**Dataset records**
○ ○ ○ ○ ○ ○ ○
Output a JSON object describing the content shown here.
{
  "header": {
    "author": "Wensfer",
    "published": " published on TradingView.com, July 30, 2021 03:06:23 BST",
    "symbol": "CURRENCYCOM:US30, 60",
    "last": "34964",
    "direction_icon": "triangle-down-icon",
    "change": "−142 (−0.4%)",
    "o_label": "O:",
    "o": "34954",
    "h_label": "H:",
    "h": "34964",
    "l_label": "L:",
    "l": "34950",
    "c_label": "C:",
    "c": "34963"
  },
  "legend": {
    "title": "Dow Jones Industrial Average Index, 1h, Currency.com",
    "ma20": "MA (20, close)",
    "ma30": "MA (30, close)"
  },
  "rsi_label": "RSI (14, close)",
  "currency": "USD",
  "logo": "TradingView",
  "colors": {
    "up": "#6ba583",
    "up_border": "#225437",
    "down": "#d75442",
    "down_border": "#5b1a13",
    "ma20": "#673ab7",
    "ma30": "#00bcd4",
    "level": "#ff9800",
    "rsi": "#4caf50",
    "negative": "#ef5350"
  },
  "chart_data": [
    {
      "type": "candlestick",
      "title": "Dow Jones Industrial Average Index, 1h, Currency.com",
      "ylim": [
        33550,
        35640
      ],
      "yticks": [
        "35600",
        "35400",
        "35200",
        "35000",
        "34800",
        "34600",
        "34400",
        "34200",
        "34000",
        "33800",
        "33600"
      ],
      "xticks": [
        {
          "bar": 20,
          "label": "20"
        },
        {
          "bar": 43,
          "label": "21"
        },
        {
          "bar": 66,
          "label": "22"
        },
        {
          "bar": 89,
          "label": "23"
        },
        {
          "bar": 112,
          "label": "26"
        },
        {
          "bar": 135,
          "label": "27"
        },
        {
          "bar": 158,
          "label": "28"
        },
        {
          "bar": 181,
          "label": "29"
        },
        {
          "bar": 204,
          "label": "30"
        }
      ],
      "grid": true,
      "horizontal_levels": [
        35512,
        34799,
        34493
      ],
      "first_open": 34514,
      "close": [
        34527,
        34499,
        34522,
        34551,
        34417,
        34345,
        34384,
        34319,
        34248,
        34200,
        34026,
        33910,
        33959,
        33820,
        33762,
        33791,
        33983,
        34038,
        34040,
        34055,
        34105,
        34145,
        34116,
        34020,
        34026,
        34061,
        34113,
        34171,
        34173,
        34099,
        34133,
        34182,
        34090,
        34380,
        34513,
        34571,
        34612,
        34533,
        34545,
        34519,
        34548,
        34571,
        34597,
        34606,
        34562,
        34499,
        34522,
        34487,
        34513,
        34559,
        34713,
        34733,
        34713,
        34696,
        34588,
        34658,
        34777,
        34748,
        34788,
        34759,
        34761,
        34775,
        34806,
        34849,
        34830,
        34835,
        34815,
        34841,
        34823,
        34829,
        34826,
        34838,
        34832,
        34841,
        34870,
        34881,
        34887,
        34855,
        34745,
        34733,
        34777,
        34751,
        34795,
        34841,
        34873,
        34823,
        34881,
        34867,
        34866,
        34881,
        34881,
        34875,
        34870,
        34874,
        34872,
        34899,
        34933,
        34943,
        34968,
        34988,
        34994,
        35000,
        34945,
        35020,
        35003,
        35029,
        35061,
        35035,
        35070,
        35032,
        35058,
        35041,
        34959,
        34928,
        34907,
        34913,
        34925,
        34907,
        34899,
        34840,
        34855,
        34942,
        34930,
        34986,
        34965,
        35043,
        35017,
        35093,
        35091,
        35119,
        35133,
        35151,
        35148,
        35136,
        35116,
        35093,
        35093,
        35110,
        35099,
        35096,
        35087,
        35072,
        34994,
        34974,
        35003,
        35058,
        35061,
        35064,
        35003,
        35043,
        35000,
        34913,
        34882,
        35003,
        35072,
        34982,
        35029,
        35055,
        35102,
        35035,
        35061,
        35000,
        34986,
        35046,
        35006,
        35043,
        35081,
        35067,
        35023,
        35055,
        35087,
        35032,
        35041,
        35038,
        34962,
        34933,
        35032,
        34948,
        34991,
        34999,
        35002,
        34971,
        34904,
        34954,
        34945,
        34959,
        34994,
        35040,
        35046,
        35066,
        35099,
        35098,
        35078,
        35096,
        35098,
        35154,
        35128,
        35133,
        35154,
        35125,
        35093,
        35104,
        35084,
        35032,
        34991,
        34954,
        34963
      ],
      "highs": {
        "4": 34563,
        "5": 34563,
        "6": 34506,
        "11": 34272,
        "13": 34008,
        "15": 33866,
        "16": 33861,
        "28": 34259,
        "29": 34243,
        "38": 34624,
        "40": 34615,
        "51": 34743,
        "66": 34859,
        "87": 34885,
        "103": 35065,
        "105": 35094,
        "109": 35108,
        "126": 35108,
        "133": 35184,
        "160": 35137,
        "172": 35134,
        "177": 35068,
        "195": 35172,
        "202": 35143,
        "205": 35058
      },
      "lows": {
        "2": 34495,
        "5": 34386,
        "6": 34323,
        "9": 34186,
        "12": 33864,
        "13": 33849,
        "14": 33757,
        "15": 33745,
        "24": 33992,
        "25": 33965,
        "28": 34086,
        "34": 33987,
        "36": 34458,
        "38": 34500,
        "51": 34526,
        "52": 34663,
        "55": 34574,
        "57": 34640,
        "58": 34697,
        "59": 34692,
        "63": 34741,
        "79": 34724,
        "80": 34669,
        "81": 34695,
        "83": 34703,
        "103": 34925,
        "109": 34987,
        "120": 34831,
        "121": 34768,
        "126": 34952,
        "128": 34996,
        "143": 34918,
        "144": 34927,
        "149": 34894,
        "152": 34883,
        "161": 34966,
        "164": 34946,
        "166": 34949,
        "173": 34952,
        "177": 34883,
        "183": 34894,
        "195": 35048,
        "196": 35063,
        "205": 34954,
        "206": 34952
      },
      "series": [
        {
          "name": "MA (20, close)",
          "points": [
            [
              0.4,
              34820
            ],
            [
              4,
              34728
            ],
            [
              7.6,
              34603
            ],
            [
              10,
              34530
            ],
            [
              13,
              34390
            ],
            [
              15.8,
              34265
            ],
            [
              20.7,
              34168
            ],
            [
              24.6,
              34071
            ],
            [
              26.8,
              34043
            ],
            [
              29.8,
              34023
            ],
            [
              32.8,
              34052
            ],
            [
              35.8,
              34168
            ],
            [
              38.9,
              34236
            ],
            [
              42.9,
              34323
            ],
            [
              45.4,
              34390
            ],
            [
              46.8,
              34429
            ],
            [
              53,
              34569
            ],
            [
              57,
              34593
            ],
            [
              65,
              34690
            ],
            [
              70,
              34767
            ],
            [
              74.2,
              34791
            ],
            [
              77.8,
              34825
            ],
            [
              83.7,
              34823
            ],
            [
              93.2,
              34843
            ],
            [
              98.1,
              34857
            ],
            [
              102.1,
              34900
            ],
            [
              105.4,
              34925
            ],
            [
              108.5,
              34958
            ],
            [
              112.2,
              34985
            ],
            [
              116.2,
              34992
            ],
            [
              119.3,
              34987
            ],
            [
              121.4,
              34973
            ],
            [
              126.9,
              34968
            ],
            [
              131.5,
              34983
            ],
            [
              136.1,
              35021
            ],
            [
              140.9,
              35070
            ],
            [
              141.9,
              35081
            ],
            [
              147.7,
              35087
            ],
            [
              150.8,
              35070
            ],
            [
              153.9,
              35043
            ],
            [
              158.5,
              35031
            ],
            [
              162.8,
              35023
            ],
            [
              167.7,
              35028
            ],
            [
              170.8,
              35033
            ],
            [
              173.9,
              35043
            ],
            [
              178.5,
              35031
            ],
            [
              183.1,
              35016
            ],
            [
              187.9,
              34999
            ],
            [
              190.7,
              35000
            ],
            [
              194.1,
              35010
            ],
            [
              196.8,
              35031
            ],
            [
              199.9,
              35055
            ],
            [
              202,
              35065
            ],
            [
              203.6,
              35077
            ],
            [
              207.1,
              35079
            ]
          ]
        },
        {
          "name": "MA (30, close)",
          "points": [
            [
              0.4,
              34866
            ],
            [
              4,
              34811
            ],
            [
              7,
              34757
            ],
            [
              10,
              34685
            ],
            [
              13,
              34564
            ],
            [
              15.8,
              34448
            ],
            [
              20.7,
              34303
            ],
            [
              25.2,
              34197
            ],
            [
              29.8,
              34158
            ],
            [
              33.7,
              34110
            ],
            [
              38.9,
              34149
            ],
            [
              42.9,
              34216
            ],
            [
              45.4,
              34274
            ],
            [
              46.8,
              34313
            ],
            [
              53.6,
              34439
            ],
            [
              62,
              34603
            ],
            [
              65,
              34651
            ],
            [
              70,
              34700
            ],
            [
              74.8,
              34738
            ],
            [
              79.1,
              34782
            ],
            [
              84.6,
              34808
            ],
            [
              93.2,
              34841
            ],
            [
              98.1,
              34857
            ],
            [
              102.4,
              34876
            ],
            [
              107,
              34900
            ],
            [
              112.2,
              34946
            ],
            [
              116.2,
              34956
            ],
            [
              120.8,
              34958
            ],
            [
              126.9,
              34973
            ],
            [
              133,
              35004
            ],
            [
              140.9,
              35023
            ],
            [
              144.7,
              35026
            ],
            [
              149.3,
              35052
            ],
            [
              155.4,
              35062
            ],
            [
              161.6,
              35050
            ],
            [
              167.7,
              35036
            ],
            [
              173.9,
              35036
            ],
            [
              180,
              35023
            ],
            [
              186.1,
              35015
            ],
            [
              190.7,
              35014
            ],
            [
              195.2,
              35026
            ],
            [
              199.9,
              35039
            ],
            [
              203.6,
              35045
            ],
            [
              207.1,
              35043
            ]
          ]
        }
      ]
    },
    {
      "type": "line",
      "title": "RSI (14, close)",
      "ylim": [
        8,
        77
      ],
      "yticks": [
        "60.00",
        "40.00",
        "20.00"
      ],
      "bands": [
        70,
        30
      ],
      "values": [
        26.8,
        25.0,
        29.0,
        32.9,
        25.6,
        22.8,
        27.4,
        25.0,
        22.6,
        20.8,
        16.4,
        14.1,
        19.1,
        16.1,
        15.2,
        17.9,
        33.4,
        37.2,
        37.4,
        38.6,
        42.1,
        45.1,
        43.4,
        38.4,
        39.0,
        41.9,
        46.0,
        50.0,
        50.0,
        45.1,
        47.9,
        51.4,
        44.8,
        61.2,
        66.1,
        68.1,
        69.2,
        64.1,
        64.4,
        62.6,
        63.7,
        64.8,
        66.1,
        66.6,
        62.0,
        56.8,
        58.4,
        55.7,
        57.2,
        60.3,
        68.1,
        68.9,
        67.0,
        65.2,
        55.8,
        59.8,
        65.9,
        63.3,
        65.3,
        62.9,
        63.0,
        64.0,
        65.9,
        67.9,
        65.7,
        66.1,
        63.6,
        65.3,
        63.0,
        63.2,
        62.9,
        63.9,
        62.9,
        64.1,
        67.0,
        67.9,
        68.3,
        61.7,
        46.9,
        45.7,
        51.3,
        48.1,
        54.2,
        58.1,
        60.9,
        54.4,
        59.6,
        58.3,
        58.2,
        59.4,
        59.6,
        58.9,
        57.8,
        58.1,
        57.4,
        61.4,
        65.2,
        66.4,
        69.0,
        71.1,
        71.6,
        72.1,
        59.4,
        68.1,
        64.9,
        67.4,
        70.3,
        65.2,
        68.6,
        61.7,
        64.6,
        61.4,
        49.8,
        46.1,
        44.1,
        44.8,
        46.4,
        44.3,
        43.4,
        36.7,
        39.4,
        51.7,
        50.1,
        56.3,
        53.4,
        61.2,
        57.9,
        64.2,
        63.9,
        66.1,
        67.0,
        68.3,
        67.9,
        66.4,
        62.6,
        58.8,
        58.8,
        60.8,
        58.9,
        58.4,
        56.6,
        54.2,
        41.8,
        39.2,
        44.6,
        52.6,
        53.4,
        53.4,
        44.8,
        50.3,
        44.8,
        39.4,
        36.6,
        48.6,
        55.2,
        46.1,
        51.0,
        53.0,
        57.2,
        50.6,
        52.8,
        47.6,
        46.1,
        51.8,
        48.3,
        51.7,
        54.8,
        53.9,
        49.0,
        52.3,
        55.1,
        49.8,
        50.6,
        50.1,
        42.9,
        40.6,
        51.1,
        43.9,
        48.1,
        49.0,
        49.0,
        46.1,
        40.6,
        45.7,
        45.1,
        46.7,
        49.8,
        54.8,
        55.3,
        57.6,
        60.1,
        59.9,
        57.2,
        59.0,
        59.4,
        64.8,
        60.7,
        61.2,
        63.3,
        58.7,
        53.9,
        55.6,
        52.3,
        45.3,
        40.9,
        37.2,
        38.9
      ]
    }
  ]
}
○ ○ ○ ○ ○ ○ ○
**TASK DIRECTIONS**
Go through the material above and count the lines that contain "TradingView"; answer with the number alone.

**RESPONSE**
2